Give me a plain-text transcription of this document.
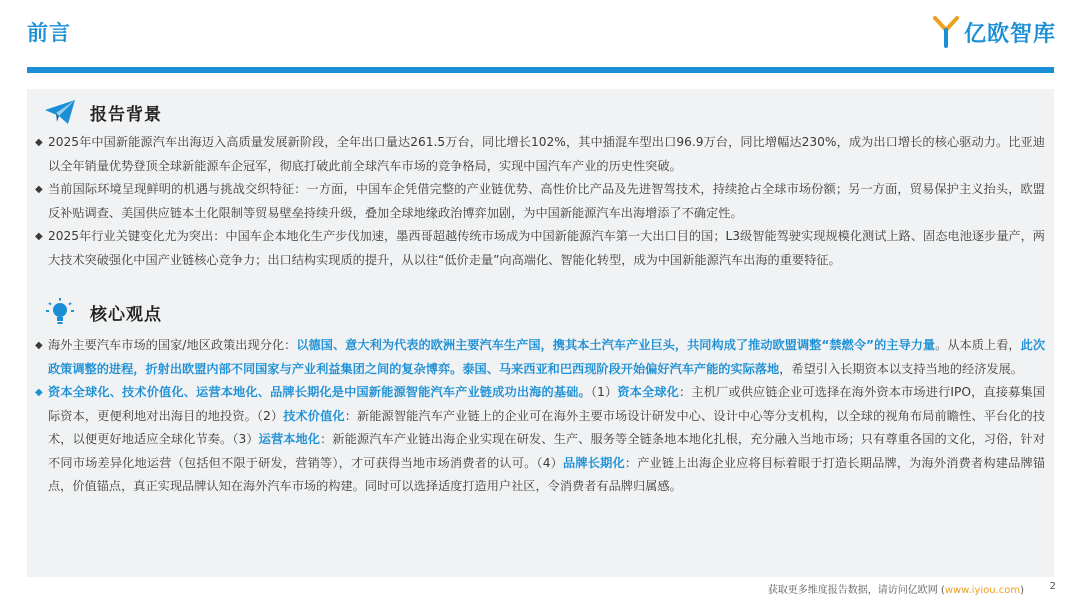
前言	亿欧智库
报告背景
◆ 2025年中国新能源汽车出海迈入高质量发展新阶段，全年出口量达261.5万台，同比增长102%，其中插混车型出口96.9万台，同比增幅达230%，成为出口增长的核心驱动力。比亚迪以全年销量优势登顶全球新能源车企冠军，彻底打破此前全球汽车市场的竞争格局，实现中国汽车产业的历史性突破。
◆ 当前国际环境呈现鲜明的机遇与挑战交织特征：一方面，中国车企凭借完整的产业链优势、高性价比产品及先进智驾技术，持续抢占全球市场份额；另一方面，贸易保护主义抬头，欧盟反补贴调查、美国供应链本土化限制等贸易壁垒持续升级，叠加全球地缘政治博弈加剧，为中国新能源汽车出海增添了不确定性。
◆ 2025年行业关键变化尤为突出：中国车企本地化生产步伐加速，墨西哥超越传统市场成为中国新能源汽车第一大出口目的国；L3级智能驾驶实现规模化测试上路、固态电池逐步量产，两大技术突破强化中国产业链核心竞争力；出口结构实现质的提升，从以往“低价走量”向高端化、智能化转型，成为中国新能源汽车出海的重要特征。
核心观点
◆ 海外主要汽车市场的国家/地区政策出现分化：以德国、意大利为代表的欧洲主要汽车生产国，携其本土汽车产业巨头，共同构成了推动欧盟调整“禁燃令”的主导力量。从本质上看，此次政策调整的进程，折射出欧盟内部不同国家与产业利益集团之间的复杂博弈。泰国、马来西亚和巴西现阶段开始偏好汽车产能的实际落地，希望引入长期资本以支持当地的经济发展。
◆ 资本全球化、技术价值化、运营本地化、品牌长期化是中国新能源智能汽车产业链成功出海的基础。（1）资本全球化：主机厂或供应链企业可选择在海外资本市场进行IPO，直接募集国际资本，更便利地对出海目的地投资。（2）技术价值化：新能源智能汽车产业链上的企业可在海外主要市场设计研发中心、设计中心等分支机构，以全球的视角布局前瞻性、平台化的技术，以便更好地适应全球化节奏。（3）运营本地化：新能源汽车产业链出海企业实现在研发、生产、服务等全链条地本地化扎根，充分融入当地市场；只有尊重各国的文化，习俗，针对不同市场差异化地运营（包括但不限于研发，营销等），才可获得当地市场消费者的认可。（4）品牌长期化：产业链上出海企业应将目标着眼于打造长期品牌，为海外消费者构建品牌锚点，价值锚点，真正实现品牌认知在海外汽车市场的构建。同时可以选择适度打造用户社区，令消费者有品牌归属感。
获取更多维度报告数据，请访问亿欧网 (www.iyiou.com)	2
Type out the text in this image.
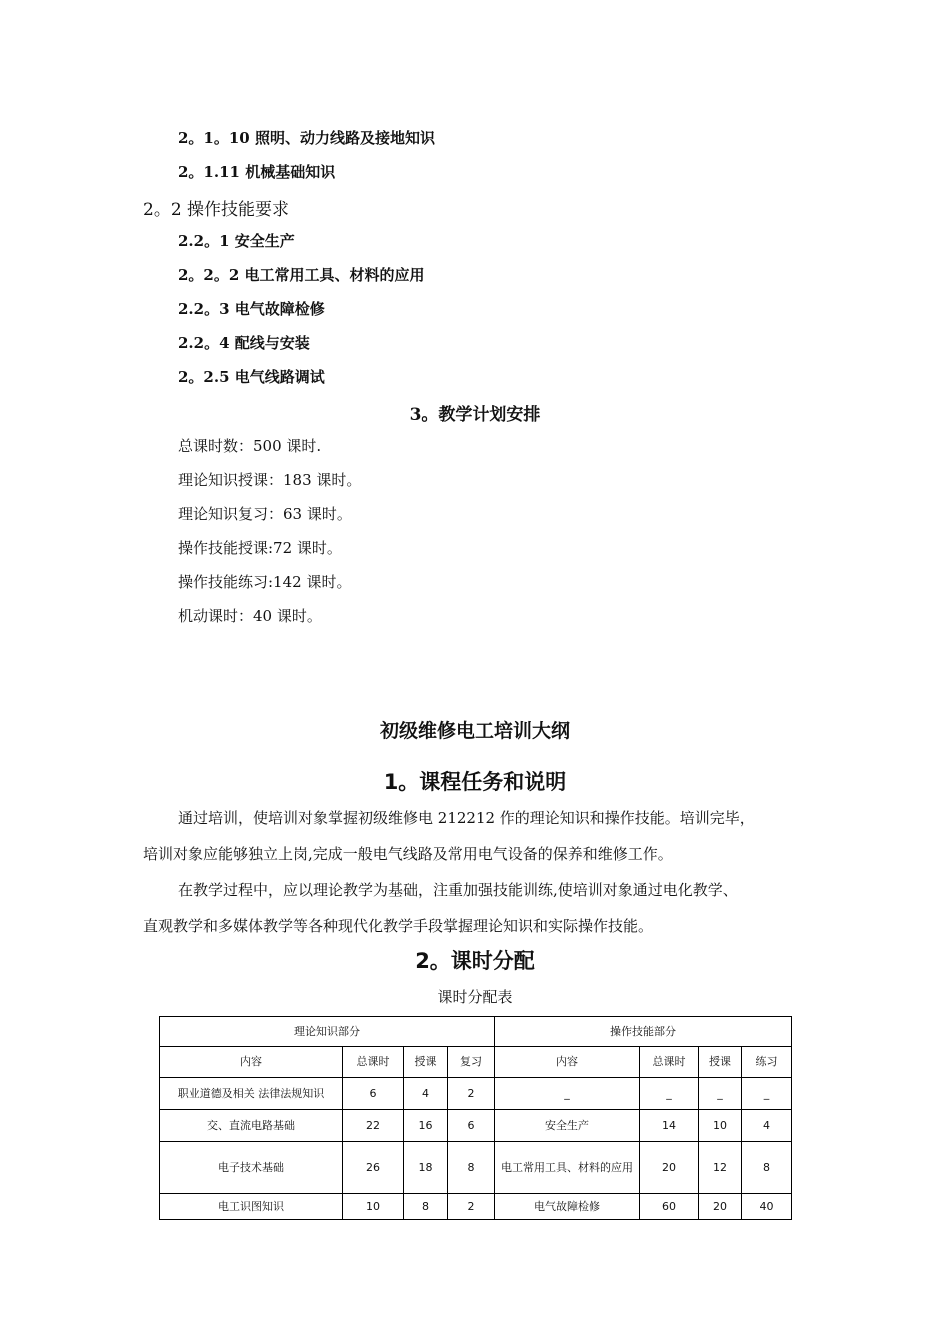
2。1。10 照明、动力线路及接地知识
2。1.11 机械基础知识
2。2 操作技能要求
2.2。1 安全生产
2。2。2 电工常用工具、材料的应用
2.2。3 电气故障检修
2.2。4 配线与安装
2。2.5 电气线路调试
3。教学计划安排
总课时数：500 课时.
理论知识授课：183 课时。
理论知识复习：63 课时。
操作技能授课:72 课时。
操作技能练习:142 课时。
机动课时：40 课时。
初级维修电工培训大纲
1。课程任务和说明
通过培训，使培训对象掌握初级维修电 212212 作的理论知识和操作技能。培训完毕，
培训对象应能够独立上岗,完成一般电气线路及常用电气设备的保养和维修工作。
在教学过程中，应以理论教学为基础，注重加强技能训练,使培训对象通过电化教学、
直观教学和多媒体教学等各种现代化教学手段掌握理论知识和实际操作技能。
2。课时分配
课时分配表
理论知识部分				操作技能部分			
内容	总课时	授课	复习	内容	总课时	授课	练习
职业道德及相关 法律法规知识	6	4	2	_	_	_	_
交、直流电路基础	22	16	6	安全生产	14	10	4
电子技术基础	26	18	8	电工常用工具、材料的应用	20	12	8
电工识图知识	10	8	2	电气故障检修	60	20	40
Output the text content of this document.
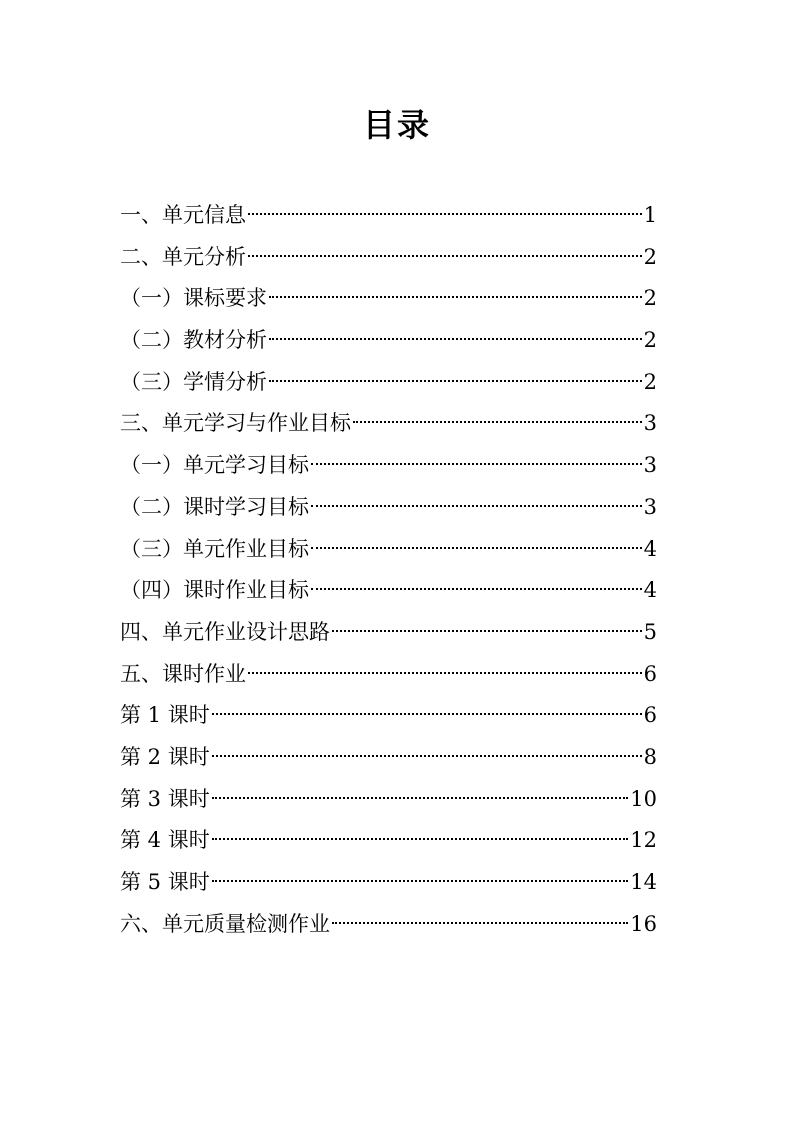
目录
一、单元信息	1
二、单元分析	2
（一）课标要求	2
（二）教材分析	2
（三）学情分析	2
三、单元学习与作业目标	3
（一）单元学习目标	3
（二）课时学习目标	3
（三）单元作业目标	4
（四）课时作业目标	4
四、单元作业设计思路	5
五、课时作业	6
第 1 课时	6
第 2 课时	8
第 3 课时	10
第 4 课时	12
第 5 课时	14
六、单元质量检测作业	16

================

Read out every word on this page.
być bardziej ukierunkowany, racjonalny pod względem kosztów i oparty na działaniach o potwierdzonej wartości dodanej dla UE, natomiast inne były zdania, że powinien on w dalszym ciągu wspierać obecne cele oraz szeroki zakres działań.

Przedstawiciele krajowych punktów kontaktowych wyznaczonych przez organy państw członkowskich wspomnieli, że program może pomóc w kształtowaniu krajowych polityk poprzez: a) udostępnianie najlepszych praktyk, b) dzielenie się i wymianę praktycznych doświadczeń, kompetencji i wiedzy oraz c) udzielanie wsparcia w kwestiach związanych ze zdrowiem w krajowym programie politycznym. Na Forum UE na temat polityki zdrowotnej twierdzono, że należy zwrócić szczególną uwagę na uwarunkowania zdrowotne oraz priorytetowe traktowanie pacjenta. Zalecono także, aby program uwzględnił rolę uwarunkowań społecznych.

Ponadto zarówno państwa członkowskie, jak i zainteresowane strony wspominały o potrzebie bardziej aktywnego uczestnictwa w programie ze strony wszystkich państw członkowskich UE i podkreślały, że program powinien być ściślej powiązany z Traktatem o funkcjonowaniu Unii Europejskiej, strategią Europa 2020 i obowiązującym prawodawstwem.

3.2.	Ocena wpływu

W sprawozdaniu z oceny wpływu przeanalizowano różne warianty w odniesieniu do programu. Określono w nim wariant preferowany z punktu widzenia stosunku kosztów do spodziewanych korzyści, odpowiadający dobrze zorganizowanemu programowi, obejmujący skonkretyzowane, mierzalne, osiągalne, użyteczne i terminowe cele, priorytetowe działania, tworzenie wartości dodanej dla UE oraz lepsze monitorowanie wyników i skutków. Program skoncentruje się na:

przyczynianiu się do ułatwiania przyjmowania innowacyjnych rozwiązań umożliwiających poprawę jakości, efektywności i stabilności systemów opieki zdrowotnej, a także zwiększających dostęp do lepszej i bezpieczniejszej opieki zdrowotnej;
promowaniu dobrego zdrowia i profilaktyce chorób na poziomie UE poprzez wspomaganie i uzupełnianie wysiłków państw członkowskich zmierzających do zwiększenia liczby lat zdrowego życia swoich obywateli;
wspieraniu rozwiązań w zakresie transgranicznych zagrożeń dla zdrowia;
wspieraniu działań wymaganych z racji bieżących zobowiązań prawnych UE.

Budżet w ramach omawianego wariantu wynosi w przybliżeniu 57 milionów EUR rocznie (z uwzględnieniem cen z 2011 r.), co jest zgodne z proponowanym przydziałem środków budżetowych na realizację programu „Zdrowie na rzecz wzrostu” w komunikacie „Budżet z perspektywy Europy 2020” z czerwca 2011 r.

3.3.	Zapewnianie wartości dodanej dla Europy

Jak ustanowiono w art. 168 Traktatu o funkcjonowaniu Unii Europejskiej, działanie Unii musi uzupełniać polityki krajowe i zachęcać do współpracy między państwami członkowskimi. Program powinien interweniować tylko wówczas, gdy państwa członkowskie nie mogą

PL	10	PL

================

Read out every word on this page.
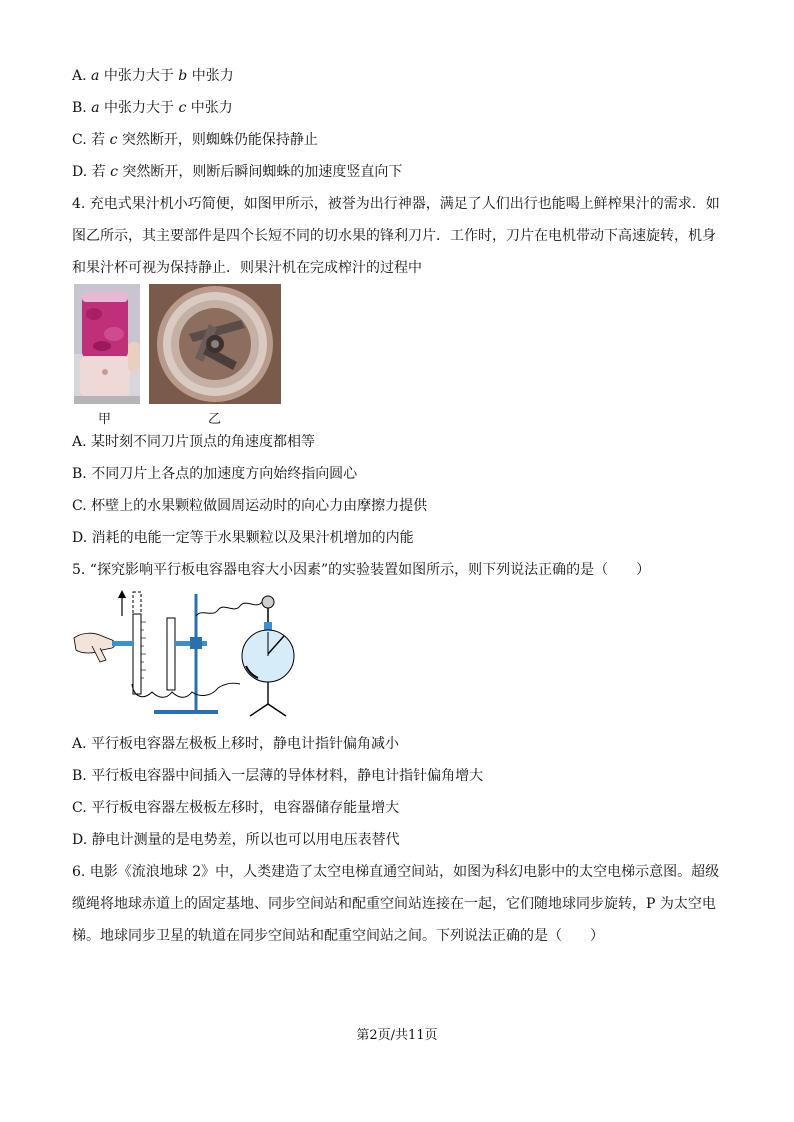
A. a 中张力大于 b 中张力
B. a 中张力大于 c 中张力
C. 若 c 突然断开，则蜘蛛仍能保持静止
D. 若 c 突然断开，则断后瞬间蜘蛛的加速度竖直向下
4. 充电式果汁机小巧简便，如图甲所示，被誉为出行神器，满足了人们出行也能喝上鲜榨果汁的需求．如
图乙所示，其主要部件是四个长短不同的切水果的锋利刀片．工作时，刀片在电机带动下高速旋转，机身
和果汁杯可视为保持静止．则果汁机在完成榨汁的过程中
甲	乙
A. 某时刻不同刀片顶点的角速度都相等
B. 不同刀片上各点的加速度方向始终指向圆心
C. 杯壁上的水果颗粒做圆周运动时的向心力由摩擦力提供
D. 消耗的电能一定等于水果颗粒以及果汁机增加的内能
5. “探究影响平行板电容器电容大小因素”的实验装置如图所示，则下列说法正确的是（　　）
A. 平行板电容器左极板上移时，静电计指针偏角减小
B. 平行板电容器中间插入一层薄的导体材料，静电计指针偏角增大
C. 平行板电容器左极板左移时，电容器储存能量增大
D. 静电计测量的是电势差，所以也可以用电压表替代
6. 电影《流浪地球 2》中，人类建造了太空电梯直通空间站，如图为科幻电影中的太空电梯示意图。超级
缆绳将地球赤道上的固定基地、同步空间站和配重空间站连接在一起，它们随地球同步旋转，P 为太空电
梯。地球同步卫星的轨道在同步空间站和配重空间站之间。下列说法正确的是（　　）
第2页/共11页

================

Display every line of the listing that contains the string "材料的应用".

**Finished exercise**
2。2。2 电工常用工具、材料的应用
电子技术基础	26	18	8	电工常用工具、材料的应用	20	12	8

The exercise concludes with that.